(Collected data entries)
::::::
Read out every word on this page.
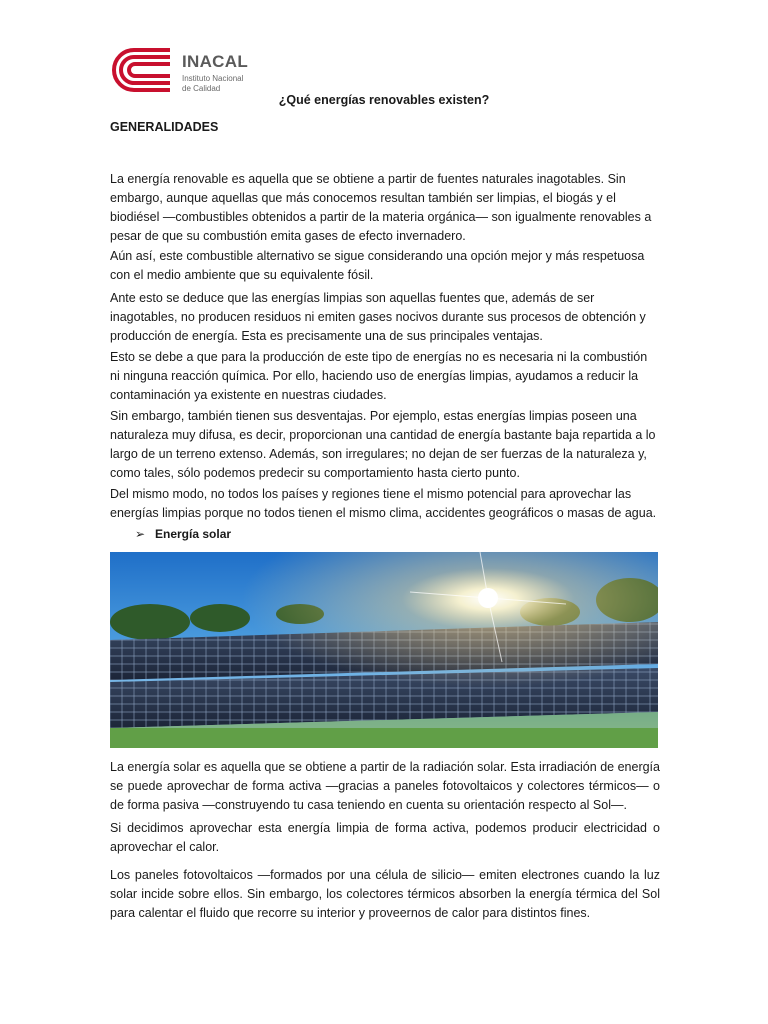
INACAL
Instituto Nacional
de Calidad
¿Qué energías renovables existen?
GENERALIDADES

La energía renovable es aquella que se obtiene a partir de fuentes naturales inagotables. Sin embargo, aunque aquellas que más conocemos resultan también ser limpias, el biogás y el biodiésel —combustibles obtenidos a partir de la materia orgánica— son igualmente renovables a pesar de que su combustión emita gases de efecto invernadero.

Aún así, este combustible alternativo se sigue considerando una opción mejor y más respetuosa con el medio ambiente que su equivalente fósil.

Ante esto se deduce que las energías limpias son aquellas fuentes que, además de ser inagotables, no producen residuos ni emiten gases nocivos durante sus procesos de obtención y producción de energía. Esta es precisamente una de sus principales ventajas.

Esto se debe a que para la producción de este tipo de energías no es necesaria ni la combustión ni ninguna reacción química. Por ello, haciendo uso de energías limpias, ayudamos a reducir la contaminación ya existente en nuestras ciudades.

Sin embargo, también tienen sus desventajas. Por ejemplo, estas energías limpias poseen una naturaleza muy difusa, es decir, proporcionan una cantidad de energía bastante baja repartida a lo largo de un terreno extenso. Además, son irregulares; no dejan de ser fuerzas de la naturaleza y, como tales, sólo podemos predecir su comportamiento hasta cierto punto.

Del mismo modo, no todos los países y regiones tiene el mismo potencial para aprovechar las energías limpias porque no todos tienen el mismo clima, accidentes geográficos o masas de agua.

➢ Energía solar

La energía solar es aquella que se obtiene a partir de la radiación solar. Esta irradiación de energía se puede aprovechar de forma activa —gracias a paneles fotovoltaicos y colectores térmicos— o de forma pasiva —construyendo tu casa teniendo en cuenta su orientación respecto al Sol—.

Si decidimos aprovechar esta energía limpia de forma activa, podemos producir electricidad o aprovechar el calor.

Los paneles fotovoltaicos —formados por una célula de silicio— emiten electrones cuando la luz solar incide sobre ellos. Sin embargo, los colectores térmicos absorben la energía térmica del Sol para calentar el fluido que recorre su interior y proveernos de calor para distintos fines.
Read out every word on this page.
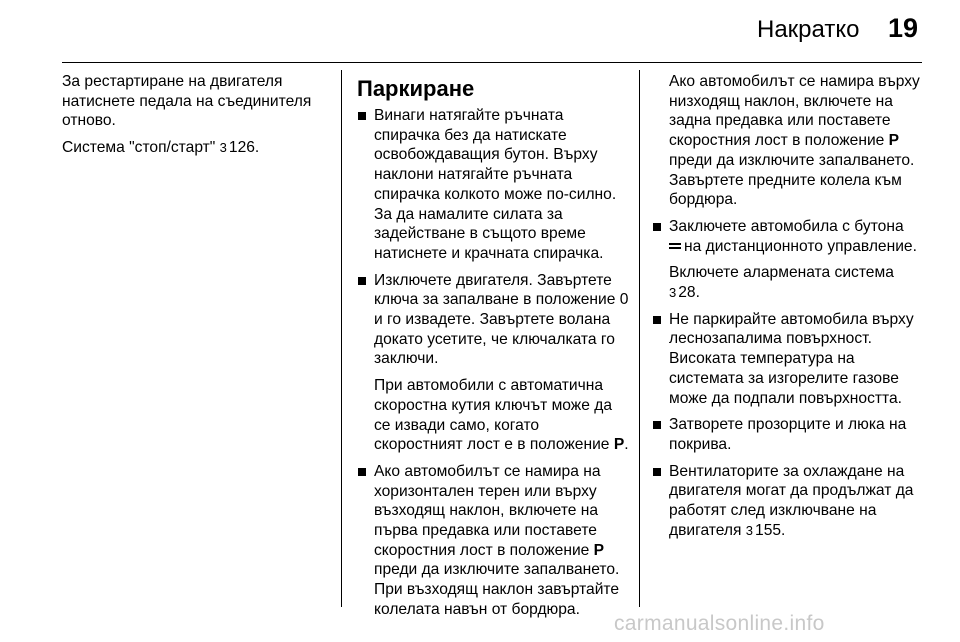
Накратко 19

За рестартиране на двигателя натиснете педала на съединителя отново.

Система "стоп/старт" 3 126.

Паркиране

Винаги натягайте ръчната спирачка без да натискате освобождаващия бутон. Върху наклони натягайте ръчната спирачка колкото може по-силно. За да намалите силата за задействане в същото време натиснете и крачната спирачка.

Изключете двигателя. Завъртете ключа за запалване в положение 0 и го извадете. Завъртете волана докато усетите, че ключалката го заключи.

При автомобили с автоматична скоростна кутия ключът може да се извади само, когато скоростният лост е в положение P.

Ако автомобилът се намира на хоризонтален терен или върху възходящ наклон, включете на първа предавка или поставете скоростния лост в положение P преди да изключите запалването. При възходящ наклон завъртайте колелата навън от бордюра.

Ако автомобилът се намира върху низходящ наклон, включете на задна предавка или поставете скоростния лост в положение P преди да изключите запалването. Завъртете предните колела към бордюра.

Заключете автомобила с бутона

на дистанционното управление.

Включете алармената система
3 28.

Не паркирайте автомобила върху леснозапалима повърхност. Високата температура на системата за изгорелите газове може да подпали повърхността.

Затворете прозорците и люка на покрива.

Вентилаторите за охлаждане на двигателя могат да продължат да работят след изключване на двигателя 3 155.

carmanualsonline.info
::::::
- [Exercise details] Leave the pictures out, and print every line of the listing exactly as written.

- [Response for this exercise]
Read out every word on this page.
INACAL
Instituto Nacional
de Calidad
¿Qué energías renovables existen?
GENERALIDADES

La energía renovable es aquella que se obtiene a partir de fuentes naturales inagotables. Sin embargo, aunque aquellas que más conocemos resultan también ser limpias, el biogás y el biodiésel —combustibles obtenidos a partir de la materia orgánica— son igualmente renovables a pesar de que su combustión emita gases de efecto invernadero.

Aún así, este combustible alternativo se sigue considerando una opción mejor y más respetuosa con el medio ambiente que su equivalente fósil.

Ante esto se deduce que las energías limpias son aquellas fuentes que, además de ser inagotables, no producen residuos ni emiten gases nocivos durante sus procesos de obtención y producción de energía. Esta es precisamente una de sus principales ventajas.

Esto se debe a que para la producción de este tipo de energías no es necesaria ni la combustión ni ninguna reacción química. Por ello, haciendo uso de energías limpias, ayudamos a reducir la contaminación ya existente en nuestras ciudades.

Sin embargo, también tienen sus desventajas. Por ejemplo, estas energías limpias poseen una naturaleza muy difusa, es decir, proporcionan una cantidad de energía bastante baja repartida a lo largo de un terreno extenso. Además, son irregulares; no dejan de ser fuerzas de la naturaleza y, como tales, sólo podemos predecir su comportamiento hasta cierto punto.

Del mismo modo, no todos los países y regiones tiene el mismo potencial para aprovechar las energías limpias porque no todos tienen el mismo clima, accidentes geográficos o masas de agua.

➢ Energía solar

La energía solar es aquella que se obtiene a partir de la radiación solar. Esta irradiación de energía se puede aprovechar de forma activa —gracias a paneles fotovoltaicos y colectores térmicos— o de forma pasiva —construyendo tu casa teniendo en cuenta su orientación respecto al Sol—.

Si decidimos aprovechar esta energía limpia de forma activa, podemos producir electricidad o aprovechar el calor.

Los paneles fotovoltaicos —formados por una célula de silicio— emiten electrones cuando la luz solar incide sobre ellos. Sin embargo, los colectores térmicos absorben la energía térmica del Sol para calentar el fluido que recorre su interior y proveernos de calor para distintos fines.
Read out every word on this page.
Накратко 19

За рестартиране на двигателя натиснете педала на съединителя отново.

Система "стоп/старт" 3 126.

Паркиране

Винаги натягайте ръчната спирачка без да натискате освобождаващия бутон. Върху наклони натягайте ръчната спирачка колкото може по-силно. За да намалите силата за задействане в същото време натиснете и крачната спирачка.

Изключете двигателя. Завъртете ключа за запалване в положение 0 и го извадете. Завъртете волана докато усетите, че ключалката го заключи.

При автомобили с автоматична скоростна кутия ключът може да се извади само, когато скоростният лост е в положение P.

Ако автомобилът се намира на хоризонтален терен или върху възходящ наклон, включете на първа предавка или поставете скоростния лост в положение P преди да изключите запалването. При възходящ наклон завъртайте колелата навън от бордюра.

Ако автомобилът се намира върху низходящ наклон, включете на задна предавка или поставете скоростния лост в положение P преди да изключите запалването. Завъртете предните колела към бордюра.

Заключете автомобила с бутона

на дистанционното управление.

Включете алармената система
3 28.

Не паркирайте автомобила върху леснозапалима повърхност. Високата температура на системата за изгорелите газове може да подпали повърхността.

Затворете прозорците и люка на покрива.

Вентилаторите за охлаждане на двигателя могат да продължат да работят след изключване на двигателя 3 155.

carmanualsonline.info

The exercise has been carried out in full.